[Begin ENTRIES]

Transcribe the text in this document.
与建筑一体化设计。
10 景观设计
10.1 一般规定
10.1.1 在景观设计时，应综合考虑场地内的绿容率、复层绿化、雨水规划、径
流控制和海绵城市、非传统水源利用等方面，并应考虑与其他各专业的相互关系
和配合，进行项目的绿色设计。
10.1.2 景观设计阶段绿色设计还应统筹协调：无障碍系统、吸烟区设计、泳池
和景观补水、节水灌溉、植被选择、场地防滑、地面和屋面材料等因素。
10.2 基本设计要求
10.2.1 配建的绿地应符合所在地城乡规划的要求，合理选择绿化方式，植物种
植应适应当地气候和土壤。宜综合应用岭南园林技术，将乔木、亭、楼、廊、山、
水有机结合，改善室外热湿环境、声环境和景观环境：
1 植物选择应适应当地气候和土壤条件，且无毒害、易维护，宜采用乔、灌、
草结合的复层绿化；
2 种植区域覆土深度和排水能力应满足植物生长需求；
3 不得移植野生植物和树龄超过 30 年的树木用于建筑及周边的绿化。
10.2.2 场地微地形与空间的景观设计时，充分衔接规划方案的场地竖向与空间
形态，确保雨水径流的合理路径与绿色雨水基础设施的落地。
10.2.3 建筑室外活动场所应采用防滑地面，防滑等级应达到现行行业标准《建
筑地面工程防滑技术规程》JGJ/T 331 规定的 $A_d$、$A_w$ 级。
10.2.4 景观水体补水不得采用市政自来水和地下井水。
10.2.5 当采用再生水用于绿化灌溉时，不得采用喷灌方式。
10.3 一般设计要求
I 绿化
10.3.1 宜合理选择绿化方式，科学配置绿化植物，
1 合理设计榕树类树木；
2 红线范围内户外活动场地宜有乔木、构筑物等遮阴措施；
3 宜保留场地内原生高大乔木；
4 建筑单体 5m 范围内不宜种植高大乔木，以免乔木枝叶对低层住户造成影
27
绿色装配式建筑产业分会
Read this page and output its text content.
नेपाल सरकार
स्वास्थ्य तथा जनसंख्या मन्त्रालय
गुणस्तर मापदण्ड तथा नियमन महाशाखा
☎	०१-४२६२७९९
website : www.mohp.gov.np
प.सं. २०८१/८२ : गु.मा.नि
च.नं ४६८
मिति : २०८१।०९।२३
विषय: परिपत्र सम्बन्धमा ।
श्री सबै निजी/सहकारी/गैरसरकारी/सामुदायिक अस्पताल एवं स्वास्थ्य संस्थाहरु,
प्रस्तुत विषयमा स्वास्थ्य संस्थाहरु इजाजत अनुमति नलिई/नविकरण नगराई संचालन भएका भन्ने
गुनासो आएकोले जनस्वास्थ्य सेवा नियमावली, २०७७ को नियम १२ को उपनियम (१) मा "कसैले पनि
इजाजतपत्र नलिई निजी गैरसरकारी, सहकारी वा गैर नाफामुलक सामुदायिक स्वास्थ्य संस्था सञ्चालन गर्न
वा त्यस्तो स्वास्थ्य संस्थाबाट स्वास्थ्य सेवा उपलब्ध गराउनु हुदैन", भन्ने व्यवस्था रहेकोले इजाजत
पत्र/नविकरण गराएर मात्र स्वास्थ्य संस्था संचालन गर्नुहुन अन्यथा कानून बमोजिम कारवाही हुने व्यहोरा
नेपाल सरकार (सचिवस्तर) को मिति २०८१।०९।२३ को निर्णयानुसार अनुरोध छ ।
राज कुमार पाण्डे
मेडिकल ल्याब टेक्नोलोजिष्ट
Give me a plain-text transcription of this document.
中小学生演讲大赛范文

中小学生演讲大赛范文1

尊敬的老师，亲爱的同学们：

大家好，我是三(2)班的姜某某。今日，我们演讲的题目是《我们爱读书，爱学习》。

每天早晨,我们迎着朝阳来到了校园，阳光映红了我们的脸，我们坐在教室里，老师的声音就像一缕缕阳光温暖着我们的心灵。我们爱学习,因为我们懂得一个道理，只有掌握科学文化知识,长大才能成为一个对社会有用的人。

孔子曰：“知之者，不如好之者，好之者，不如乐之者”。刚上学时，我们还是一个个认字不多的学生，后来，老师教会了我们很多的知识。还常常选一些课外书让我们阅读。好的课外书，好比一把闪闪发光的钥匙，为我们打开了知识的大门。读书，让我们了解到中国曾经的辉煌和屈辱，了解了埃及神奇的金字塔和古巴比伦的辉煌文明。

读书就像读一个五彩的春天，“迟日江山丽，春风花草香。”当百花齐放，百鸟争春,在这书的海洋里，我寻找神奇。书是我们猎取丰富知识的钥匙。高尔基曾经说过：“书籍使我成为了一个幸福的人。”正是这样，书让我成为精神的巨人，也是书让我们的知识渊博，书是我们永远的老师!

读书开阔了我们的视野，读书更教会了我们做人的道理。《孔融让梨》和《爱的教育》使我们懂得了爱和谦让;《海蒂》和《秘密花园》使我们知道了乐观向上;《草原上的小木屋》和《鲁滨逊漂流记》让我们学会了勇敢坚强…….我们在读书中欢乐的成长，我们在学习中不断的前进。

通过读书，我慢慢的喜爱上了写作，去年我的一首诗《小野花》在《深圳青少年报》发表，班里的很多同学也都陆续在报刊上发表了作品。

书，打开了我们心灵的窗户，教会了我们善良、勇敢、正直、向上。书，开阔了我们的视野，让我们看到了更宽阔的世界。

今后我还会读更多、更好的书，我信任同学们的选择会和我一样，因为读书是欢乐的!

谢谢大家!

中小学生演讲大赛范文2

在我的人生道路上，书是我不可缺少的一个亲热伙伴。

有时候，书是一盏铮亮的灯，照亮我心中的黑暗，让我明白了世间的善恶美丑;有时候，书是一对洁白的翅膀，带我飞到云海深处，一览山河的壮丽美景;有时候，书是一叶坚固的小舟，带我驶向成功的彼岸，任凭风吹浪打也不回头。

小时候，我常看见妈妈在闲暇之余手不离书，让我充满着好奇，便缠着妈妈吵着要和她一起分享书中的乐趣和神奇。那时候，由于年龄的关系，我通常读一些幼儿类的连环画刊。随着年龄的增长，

[End ENTRIES]

# AIM
Restate each record exactly as written.

# SOLUTION FOR THIS PROBLEM
Transcribe the text in this document.
与建筑一体化设计。
10 景观设计
10.1 一般规定
10.1.1 在景观设计时，应综合考虑场地内的绿容率、复层绿化、雨水规划、径
流控制和海绵城市、非传统水源利用等方面，并应考虑与其他各专业的相互关系
和配合，进行项目的绿色设计。
10.1.2 景观设计阶段绿色设计还应统筹协调：无障碍系统、吸烟区设计、泳池
和景观补水、节水灌溉、植被选择、场地防滑、地面和屋面材料等因素。
10.2 基本设计要求
10.2.1 配建的绿地应符合所在地城乡规划的要求，合理选择绿化方式，植物种
植应适应当地气候和土壤。宜综合应用岭南园林技术，将乔木、亭、楼、廊、山、
水有机结合，改善室外热湿环境、声环境和景观环境：
1 植物选择应适应当地气候和土壤条件，且无毒害、易维护，宜采用乔、灌、
草结合的复层绿化；
2 种植区域覆土深度和排水能力应满足植物生长需求；
3 不得移植野生植物和树龄超过 30 年的树木用于建筑及周边的绿化。
10.2.2 场地微地形与空间的景观设计时，充分衔接规划方案的场地竖向与空间
形态，确保雨水径流的合理路径与绿色雨水基础设施的落地。
10.2.3 建筑室外活动场所应采用防滑地面，防滑等级应达到现行行业标准《建
筑地面工程防滑技术规程》JGJ/T 331 规定的 $A_d$、$A_w$ 级。
10.2.4 景观水体补水不得采用市政自来水和地下井水。
10.2.5 当采用再生水用于绿化灌溉时，不得采用喷灌方式。
10.3 一般设计要求
I 绿化
10.3.1 宜合理选择绿化方式，科学配置绿化植物，
1 合理设计榕树类树木；
2 红线范围内户外活动场地宜有乔木、构筑物等遮阴措施；
3 宜保留场地内原生高大乔木；
4 建筑单体 5m 范围内不宜种植高大乔木，以免乔木枝叶对低层住户造成影
27
绿色装配式建筑产业分会
Read this page and output its text content.
नेपाल सरकार
स्वास्थ्य तथा जनसंख्या मन्त्रालय
गुणस्तर मापदण्ड तथा नियमन महाशाखा
☎	०१-४२६२७९९
website : www.mohp.gov.np
प.सं. २०८१/८२ : गु.मा.नि
च.नं ४६८
मिति : २०८१।०९।२३
विषय: परिपत्र सम्बन्धमा ।
श्री सबै निजी/सहकारी/गैरसरकारी/सामुदायिक अस्पताल एवं स्वास्थ्य संस्थाहरु,
प्रस्तुत विषयमा स्वास्थ्य संस्थाहरु इजाजत अनुमति नलिई/नविकरण नगराई संचालन भएका भन्ने
गुनासो आएकोले जनस्वास्थ्य सेवा नियमावली, २०७७ को नियम १२ को उपनियम (१) मा "कसैले पनि
इजाजतपत्र नलिई निजी गैरसरकारी, सहकारी वा गैर नाफामुलक सामुदायिक स्वास्थ्य संस्था सञ्चालन गर्न
वा त्यस्तो स्वास्थ्य संस्थाबाट स्वास्थ्य सेवा उपलब्ध गराउनु हुदैन", भन्ने व्यवस्था रहेकोले इजाजत
पत्र/नविकरण गराएर मात्र स्वास्थ्य संस्था संचालन गर्नुहुन अन्यथा कानून बमोजिम कारवाही हुने व्यहोरा
नेपाल सरकार (सचिवस्तर) को मिति २०८१।०९।२३ को निर्णयानुसार अनुरोध छ ।
राज कुमार पाण्डे
मेडिकल ल्याब टेक्नोलोजिष्ट
Give me a plain-text transcription of this document.
中小学生演讲大赛范文

中小学生演讲大赛范文1

尊敬的老师，亲爱的同学们：

大家好，我是三(2)班的姜某某。今日，我们演讲的题目是《我们爱读书，爱学习》。

每天早晨,我们迎着朝阳来到了校园，阳光映红了我们的脸，我们坐在教室里，老师的声音就像一缕缕阳光温暖着我们的心灵。我们爱学习,因为我们懂得一个道理，只有掌握科学文化知识,长大才能成为一个对社会有用的人。

孔子曰：“知之者，不如好之者，好之者，不如乐之者”。刚上学时，我们还是一个个认字不多的学生，后来，老师教会了我们很多的知识。还常常选一些课外书让我们阅读。好的课外书，好比一把闪闪发光的钥匙，为我们打开了知识的大门。读书，让我们了解到中国曾经的辉煌和屈辱，了解了埃及神奇的金字塔和古巴比伦的辉煌文明。

读书就像读一个五彩的春天，“迟日江山丽，春风花草香。”当百花齐放，百鸟争春,在这书的海洋里，我寻找神奇。书是我们猎取丰富知识的钥匙。高尔基曾经说过：“书籍使我成为了一个幸福的人。”正是这样，书让我成为精神的巨人，也是书让我们的知识渊博，书是我们永远的老师!

读书开阔了我们的视野，读书更教会了我们做人的道理。《孔融让梨》和《爱的教育》使我们懂得了爱和谦让;《海蒂》和《秘密花园》使我们知道了乐观向上;《草原上的小木屋》和《鲁滨逊漂流记》让我们学会了勇敢坚强…….我们在读书中欢乐的成长，我们在学习中不断的前进。

通过读书，我慢慢的喜爱上了写作，去年我的一首诗《小野花》在《深圳青少年报》发表，班里的很多同学也都陆续在报刊上发表了作品。

书，打开了我们心灵的窗户，教会了我们善良、勇敢、正直、向上。书，开阔了我们的视野，让我们看到了更宽阔的世界。

今后我还会读更多、更好的书，我信任同学们的选择会和我一样，因为读书是欢乐的!

谢谢大家!

中小学生演讲大赛范文2

在我的人生道路上，书是我不可缺少的一个亲热伙伴。

有时候，书是一盏铮亮的灯，照亮我心中的黑暗，让我明白了世间的善恶美丑;有时候，书是一对洁白的翅膀，带我飞到云海深处，一览山河的壮丽美景;有时候，书是一叶坚固的小舟，带我驶向成功的彼岸，任凭风吹浪打也不回头。

小时候，我常看见妈妈在闲暇之余手不离书，让我充满着好奇，便缠着妈妈吵着要和她一起分享书中的乐趣和神奇。那时候，由于年龄的关系，我通常读一些幼儿类的连环画刊。随着年龄的增长，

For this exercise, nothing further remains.